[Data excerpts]
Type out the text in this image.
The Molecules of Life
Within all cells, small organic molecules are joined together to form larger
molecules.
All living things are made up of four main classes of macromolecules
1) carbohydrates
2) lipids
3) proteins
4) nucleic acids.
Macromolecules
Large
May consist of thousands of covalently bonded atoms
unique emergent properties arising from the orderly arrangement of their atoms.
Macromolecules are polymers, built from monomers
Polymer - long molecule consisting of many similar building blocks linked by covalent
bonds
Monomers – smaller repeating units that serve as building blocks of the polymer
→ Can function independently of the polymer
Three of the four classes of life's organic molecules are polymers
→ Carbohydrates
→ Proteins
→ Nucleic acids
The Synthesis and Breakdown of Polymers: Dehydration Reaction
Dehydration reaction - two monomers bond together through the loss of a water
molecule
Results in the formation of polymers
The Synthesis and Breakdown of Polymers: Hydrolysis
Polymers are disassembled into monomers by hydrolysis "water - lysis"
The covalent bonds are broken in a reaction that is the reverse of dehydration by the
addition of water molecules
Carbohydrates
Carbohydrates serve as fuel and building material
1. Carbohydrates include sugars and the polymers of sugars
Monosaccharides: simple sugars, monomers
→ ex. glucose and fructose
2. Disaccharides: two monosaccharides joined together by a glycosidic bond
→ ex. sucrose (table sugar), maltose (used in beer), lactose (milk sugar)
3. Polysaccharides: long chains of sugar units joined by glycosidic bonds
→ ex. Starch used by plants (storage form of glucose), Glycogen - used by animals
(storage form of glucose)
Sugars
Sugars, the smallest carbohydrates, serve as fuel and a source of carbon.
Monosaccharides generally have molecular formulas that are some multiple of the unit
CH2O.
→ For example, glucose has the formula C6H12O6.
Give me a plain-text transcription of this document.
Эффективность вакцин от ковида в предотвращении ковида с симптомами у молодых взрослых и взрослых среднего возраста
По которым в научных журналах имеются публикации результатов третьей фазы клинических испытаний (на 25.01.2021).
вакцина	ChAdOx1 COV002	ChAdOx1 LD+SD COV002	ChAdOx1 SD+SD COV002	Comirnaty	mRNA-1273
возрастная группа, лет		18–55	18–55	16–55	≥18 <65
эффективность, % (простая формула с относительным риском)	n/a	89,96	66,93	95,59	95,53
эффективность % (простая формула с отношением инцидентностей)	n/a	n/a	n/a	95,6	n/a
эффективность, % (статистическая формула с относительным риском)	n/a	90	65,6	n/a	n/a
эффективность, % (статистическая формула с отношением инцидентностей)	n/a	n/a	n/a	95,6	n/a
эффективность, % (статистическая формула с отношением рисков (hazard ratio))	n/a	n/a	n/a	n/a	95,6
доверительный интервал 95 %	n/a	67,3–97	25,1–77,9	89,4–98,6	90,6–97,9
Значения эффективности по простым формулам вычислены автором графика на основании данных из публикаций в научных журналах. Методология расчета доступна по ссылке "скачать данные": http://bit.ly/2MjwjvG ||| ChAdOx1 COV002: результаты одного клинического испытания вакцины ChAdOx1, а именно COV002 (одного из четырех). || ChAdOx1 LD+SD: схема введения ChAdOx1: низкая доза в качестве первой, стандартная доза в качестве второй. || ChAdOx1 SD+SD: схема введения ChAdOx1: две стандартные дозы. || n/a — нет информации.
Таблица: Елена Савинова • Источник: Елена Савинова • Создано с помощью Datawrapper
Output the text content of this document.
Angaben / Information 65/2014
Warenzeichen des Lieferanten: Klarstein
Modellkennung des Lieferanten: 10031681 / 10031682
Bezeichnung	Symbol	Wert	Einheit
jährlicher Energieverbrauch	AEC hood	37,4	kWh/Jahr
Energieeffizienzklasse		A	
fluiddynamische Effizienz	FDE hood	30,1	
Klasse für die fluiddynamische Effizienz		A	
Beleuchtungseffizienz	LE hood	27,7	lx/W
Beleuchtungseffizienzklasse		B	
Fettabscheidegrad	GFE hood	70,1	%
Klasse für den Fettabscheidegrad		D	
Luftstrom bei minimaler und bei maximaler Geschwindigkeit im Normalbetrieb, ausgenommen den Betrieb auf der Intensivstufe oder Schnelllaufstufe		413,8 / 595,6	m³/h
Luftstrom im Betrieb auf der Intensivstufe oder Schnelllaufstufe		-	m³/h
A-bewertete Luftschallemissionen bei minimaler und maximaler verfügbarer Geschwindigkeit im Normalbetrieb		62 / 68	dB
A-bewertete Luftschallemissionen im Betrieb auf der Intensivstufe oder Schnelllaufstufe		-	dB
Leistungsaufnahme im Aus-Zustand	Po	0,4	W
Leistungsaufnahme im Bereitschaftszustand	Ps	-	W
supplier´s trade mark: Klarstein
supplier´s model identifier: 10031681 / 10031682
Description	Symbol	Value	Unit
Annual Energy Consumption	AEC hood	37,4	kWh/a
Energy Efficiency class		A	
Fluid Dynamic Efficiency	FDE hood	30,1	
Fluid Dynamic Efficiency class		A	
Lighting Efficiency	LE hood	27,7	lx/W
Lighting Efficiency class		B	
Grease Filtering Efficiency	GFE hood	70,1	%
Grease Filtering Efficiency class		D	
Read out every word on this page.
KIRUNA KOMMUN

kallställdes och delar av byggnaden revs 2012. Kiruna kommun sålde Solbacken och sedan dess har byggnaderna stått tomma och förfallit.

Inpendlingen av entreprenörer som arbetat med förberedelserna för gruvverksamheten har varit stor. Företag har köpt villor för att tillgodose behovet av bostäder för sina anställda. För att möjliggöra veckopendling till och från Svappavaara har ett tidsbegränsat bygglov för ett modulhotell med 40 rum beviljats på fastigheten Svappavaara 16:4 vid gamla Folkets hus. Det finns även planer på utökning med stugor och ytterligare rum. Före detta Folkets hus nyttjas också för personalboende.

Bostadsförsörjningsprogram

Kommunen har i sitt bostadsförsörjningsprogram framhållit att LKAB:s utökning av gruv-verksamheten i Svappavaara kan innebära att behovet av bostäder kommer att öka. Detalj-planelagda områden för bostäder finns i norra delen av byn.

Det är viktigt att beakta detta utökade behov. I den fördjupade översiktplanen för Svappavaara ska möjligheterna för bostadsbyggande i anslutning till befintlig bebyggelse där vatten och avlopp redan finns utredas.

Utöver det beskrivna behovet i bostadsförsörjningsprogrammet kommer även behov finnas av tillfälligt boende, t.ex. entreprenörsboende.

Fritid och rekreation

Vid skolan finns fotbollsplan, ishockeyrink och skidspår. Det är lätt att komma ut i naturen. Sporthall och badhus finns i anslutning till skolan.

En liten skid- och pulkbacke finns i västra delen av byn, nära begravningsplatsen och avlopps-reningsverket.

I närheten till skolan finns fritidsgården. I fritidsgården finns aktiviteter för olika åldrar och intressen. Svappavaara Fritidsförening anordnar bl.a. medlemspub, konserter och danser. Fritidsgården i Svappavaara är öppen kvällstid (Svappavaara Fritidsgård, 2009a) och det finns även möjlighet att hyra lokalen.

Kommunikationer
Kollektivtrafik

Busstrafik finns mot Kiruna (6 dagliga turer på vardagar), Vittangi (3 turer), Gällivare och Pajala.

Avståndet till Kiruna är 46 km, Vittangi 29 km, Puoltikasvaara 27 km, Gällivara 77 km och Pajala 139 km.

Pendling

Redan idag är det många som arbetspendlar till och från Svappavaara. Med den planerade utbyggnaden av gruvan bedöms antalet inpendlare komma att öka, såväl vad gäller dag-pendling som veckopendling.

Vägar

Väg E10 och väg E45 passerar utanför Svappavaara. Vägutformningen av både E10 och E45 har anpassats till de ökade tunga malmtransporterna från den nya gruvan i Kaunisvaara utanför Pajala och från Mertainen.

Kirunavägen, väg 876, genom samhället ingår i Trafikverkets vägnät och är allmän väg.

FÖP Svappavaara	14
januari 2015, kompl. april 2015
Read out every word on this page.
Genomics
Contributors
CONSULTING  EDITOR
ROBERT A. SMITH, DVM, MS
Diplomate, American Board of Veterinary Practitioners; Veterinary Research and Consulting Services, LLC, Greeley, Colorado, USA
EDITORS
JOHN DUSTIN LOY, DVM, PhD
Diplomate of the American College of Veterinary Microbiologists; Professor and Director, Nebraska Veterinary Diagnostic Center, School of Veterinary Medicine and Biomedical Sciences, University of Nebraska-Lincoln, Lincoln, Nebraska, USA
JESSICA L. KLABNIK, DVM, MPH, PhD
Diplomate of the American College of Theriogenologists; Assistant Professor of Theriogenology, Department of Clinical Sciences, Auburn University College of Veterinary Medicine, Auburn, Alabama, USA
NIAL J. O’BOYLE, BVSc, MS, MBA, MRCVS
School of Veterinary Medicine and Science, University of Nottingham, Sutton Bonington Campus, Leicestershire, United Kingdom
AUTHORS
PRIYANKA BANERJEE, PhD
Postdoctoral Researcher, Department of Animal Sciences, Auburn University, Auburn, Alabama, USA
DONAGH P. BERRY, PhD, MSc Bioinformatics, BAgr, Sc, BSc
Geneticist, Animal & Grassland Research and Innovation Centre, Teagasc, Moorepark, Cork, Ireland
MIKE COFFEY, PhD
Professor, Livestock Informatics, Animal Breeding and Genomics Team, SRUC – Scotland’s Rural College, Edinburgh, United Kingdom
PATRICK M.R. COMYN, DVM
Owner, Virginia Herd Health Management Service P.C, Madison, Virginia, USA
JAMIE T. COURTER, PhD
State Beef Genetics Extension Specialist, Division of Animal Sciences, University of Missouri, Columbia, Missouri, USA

### [WHAT NEEDS TO BE DONE]
Whenever a line above has the word "относительным" in it, copy that line.

### [TASK OUTPUT]
эффективность, % (простая формула с относительным риском)	n/a	89,96	66,93	95,59	95,53
эффективность, % (статистическая формула с относительным риском)	n/a	90	65,6	n/a	n/a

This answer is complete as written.